The task — Print every entry exactly as written.

Records for the exercise —
━━━━━━━━━━

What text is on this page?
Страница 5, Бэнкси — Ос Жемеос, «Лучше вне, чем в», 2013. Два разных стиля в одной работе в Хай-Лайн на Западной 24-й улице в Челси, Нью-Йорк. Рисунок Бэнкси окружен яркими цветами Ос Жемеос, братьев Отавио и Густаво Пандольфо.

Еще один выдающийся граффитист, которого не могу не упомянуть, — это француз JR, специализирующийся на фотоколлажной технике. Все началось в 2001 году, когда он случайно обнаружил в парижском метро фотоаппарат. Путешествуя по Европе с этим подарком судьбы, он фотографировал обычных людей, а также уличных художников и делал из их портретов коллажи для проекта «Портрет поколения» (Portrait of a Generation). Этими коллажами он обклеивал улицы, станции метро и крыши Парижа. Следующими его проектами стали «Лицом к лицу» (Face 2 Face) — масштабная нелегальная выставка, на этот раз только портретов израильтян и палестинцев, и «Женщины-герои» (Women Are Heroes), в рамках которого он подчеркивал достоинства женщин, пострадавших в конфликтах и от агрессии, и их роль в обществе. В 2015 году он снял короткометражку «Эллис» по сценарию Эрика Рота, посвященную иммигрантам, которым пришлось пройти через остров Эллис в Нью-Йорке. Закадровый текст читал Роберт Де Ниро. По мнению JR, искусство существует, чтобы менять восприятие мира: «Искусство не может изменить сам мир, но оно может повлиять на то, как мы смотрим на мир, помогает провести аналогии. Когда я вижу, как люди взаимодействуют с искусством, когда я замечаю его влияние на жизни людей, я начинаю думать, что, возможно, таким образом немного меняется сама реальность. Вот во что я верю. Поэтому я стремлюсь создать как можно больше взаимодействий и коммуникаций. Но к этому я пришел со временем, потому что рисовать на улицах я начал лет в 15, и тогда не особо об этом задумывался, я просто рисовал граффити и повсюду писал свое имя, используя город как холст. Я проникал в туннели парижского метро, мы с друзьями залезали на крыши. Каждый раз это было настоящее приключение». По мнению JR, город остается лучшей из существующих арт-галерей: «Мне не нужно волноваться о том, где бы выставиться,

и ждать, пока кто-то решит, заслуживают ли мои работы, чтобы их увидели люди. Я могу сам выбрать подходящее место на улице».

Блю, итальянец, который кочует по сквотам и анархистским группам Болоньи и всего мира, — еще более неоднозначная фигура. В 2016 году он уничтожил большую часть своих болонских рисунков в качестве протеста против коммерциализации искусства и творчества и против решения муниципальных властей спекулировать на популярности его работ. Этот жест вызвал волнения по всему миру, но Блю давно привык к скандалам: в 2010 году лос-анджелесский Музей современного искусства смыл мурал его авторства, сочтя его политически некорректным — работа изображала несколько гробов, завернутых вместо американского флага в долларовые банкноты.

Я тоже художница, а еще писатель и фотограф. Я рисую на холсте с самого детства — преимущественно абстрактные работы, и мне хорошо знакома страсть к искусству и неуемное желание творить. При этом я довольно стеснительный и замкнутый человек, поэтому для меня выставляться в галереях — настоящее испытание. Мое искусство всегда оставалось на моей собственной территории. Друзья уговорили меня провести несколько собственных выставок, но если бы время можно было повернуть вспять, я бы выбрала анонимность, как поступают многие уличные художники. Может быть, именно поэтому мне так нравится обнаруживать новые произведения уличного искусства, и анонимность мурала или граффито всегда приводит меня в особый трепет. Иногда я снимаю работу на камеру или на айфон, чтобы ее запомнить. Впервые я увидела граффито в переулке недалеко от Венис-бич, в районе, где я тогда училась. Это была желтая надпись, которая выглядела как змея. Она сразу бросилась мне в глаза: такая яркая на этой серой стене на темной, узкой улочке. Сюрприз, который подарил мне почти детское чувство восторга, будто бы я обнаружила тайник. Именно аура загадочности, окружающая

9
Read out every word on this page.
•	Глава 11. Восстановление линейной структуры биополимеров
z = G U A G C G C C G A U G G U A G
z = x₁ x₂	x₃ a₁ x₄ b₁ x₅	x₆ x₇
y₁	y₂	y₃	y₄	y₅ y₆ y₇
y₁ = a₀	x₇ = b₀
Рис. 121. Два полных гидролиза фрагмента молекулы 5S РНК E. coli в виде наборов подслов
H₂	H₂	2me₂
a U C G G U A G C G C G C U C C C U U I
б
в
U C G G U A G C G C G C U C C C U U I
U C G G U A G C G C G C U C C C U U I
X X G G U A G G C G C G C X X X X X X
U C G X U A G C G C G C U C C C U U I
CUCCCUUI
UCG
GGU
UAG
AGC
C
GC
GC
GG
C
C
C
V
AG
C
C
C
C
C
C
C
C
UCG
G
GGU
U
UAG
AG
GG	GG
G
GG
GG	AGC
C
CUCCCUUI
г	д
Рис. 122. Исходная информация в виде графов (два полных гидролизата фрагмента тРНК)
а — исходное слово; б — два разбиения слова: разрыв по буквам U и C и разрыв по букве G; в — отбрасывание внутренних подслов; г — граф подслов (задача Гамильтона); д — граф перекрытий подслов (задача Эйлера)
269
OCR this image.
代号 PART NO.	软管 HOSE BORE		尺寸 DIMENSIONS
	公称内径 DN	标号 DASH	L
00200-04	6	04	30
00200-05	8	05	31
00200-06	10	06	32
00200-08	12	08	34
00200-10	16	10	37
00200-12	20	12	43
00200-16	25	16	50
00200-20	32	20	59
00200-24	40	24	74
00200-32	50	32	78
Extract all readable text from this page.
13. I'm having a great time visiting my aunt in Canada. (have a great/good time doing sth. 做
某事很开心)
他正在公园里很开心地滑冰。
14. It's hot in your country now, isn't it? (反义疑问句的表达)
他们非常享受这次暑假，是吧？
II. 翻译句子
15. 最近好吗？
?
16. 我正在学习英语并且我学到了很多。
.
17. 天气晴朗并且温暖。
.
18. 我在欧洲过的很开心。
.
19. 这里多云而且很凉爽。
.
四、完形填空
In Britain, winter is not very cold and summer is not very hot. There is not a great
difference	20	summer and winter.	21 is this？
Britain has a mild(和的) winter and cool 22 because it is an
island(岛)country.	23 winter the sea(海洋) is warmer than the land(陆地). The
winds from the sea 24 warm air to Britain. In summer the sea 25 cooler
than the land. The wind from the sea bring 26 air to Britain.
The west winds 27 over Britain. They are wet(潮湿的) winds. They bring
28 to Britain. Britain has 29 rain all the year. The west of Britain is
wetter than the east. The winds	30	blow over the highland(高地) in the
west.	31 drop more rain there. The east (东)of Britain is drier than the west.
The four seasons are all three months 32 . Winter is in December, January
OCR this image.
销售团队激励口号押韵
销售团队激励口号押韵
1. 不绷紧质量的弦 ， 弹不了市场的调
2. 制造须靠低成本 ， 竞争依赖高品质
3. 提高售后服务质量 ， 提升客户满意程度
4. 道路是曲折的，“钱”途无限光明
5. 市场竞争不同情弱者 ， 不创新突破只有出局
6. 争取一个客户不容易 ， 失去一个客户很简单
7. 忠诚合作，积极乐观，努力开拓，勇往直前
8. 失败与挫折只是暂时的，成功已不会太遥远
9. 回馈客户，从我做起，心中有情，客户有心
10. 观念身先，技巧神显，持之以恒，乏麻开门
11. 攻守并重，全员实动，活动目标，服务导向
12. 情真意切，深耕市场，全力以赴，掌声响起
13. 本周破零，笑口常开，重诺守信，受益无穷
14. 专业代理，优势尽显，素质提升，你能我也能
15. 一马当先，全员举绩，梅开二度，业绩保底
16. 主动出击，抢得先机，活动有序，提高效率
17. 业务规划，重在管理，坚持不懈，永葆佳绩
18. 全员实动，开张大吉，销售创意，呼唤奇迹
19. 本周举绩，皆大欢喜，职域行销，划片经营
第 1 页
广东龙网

━━━━━━━━━━

Solution to this problem —
What text is on this page?
Страница 5, Бэнкси — Ос Жемеос, «Лучше вне, чем в», 2013. Два разных стиля в одной работе в Хай-Лайн на Западной 24-й улице в Челси, Нью-Йорк. Рисунок Бэнкси окружен яркими цветами Ос Жемеос, братьев Отавио и Густаво Пандольфо.

Еще один выдающийся граффитист, которого не могу не упомянуть, — это француз JR, специализирующийся на фотоколлажной технике. Все началось в 2001 году, когда он случайно обнаружил в парижском метро фотоаппарат. Путешествуя по Европе с этим подарком судьбы, он фотографировал обычных людей, а также уличных художников и делал из их портретов коллажи для проекта «Портрет поколения» (Portrait of a Generation). Этими коллажами он обклеивал улицы, станции метро и крыши Парижа. Следующими его проектами стали «Лицом к лицу» (Face 2 Face) — масштабная нелегальная выставка, на этот раз только портретов израильтян и палестинцев, и «Женщины-герои» (Women Are Heroes), в рамках которого он подчеркивал достоинства женщин, пострадавших в конфликтах и от агрессии, и их роль в обществе. В 2015 году он снял короткометражку «Эллис» по сценарию Эрика Рота, посвященную иммигрантам, которым пришлось пройти через остров Эллис в Нью-Йорке. Закадровый текст читал Роберт Де Ниро. По мнению JR, искусство существует, чтобы менять восприятие мира: «Искусство не может изменить сам мир, но оно может повлиять на то, как мы смотрим на мир, помогает провести аналогии. Когда я вижу, как люди взаимодействуют с искусством, когда я замечаю его влияние на жизни людей, я начинаю думать, что, возможно, таким образом немного меняется сама реальность. Вот во что я верю. Поэтому я стремлюсь создать как можно больше взаимодействий и коммуникаций. Но к этому я пришел со временем, потому что рисовать на улицах я начал лет в 15, и тогда не особо об этом задумывался, я просто рисовал граффити и повсюду писал свое имя, используя город как холст. Я проникал в туннели парижского метро, мы с друзьями залезали на крыши. Каждый раз это было настоящее приключение». По мнению JR, город остается лучшей из существующих арт-галерей: «Мне не нужно волноваться о том, где бы выставиться,

и ждать, пока кто-то решит, заслуживают ли мои работы, чтобы их увидели люди. Я могу сам выбрать подходящее место на улице».

Блю, итальянец, который кочует по сквотам и анархистским группам Болоньи и всего мира, — еще более неоднозначная фигура. В 2016 году он уничтожил большую часть своих болонских рисунков в качестве протеста против коммерциализации искусства и творчества и против решения муниципальных властей спекулировать на популярности его работ. Этот жест вызвал волнения по всему миру, но Блю давно привык к скандалам: в 2010 году лос-анджелесский Музей современного искусства смыл мурал его авторства, сочтя его политически некорректным — работа изображала несколько гробов, завернутых вместо американского флага в долларовые банкноты.

Я тоже художница, а еще писатель и фотограф. Я рисую на холсте с самого детства — преимущественно абстрактные работы, и мне хорошо знакома страсть к искусству и неуемное желание творить. При этом я довольно стеснительный и замкнутый человек, поэтому для меня выставляться в галереях — настоящее испытание. Мое искусство всегда оставалось на моей собственной территории. Друзья уговорили меня провести несколько собственных выставок, но если бы время можно было повернуть вспять, я бы выбрала анонимность, как поступают многие уличные художники. Может быть, именно поэтому мне так нравится обнаруживать новые произведения уличного искусства, и анонимность мурала или граффито всегда приводит меня в особый трепет. Иногда я снимаю работу на камеру или на айфон, чтобы ее запомнить. Впервые я увидела граффито в переулке недалеко от Венис-бич, в районе, где я тогда училась. Это была желтая надпись, которая выглядела как змея. Она сразу бросилась мне в глаза: такая яркая на этой серой стене на темной, узкой улочке. Сюрприз, который подарил мне почти детское чувство восторга, будто бы я обнаружила тайник. Именно аура загадочности, окружающая

9
Read out every word on this page.
•	Глава 11. Восстановление линейной структуры биополимеров
z = G U A G C G C C G A U G G U A G
z = x₁ x₂	x₃ a₁ x₄ b₁ x₅	x₆ x₇
y₁	y₂	y₃	y₄	y₅ y₆ y₇
y₁ = a₀	x₇ = b₀
Рис. 121. Два полных гидролиза фрагмента молекулы 5S РНК E. coli в виде наборов подслов
H₂	H₂	2me₂
a U C G G U A G C G C G C U C C C U U I
б
в
U C G G U A G C G C G C U C C C U U I
U C G G U A G C G C G C U C C C U U I
X X G G U A G G C G C G C X X X X X X
U C G X U A G C G C G C U C C C U U I
CUCCCUUI
UCG
GGU
UAG
AGC
C
GC
GC
GG
C
C
C
V
AG
C
C
C
C
C
C
C
C
UCG
G
GGU
U
UAG
AG
GG	GG
G
GG
GG	AGC
C
CUCCCUUI
г	д
Рис. 122. Исходная информация в виде графов (два полных гидролизата фрагмента тРНК)
а — исходное слово; б — два разбиения слова: разрыв по буквам U и C и разрыв по букве G; в — отбрасывание внутренних подслов; г — граф подслов (задача Гамильтона); д — граф перекрытий подслов (задача Эйлера)
269
OCR this image.
代号 PART NO.	软管 HOSE BORE		尺寸 DIMENSIONS
	公称内径 DN	标号 DASH	L
00200-04	6	04	30
00200-05	8	05	31
00200-06	10	06	32
00200-08	12	08	34
00200-10	16	10	37
00200-12	20	12	43
00200-16	25	16	50
00200-20	32	20	59
00200-24	40	24	74
00200-32	50	32	78
Extract all readable text from this page.
13. I'm having a great time visiting my aunt in Canada. (have a great/good time doing sth. 做
某事很开心)
他正在公园里很开心地滑冰。
14. It's hot in your country now, isn't it? (反义疑问句的表达)
他们非常享受这次暑假，是吧？
II. 翻译句子
15. 最近好吗？
?
16. 我正在学习英语并且我学到了很多。
.
17. 天气晴朗并且温暖。
.
18. 我在欧洲过的很开心。
.
19. 这里多云而且很凉爽。
.
四、完形填空
In Britain, winter is not very cold and summer is not very hot. There is not a great
difference	20	summer and winter.	21 is this？
Britain has a mild(和的) winter and cool 22 because it is an
island(岛)country.	23 winter the sea(海洋) is warmer than the land(陆地). The
winds from the sea 24 warm air to Britain. In summer the sea 25 cooler
than the land. The wind from the sea bring 26 air to Britain.
The west winds 27 over Britain. They are wet(潮湿的) winds. They bring
28 to Britain. Britain has 29 rain all the year. The west of Britain is
wetter than the east. The winds	30	blow over the highland(高地) in the
west.	31 drop more rain there. The east (东)of Britain is drier than the west.
The four seasons are all three months 32 . Winter is in December, January
OCR this image.
销售团队激励口号押韵
销售团队激励口号押韵
1. 不绷紧质量的弦 ， 弹不了市场的调
2. 制造须靠低成本 ， 竞争依赖高品质
3. 提高售后服务质量 ， 提升客户满意程度
4. 道路是曲折的，“钱”途无限光明
5. 市场竞争不同情弱者 ， 不创新突破只有出局
6. 争取一个客户不容易 ， 失去一个客户很简单
7. 忠诚合作，积极乐观，努力开拓，勇往直前
8. 失败与挫折只是暂时的，成功已不会太遥远
9. 回馈客户，从我做起，心中有情，客户有心
10. 观念身先，技巧神显，持之以恒，乏麻开门
11. 攻守并重，全员实动，活动目标，服务导向
12. 情真意切，深耕市场，全力以赴，掌声响起
13. 本周破零，笑口常开，重诺守信，受益无穷
14. 专业代理，优势尽显，素质提升，你能我也能
15. 一马当先，全员举绩，梅开二度，业绩保底
16. 主动出击，抢得先机，活动有序，提高效率
17. 业务规划，重在管理，坚持不懈，永葆佳绩
18. 全员实动，开张大吉，销售创意，呼唤奇迹
19. 本周举绩，皆大欢喜，职域行销，划片经营
第 1 页
广东龙网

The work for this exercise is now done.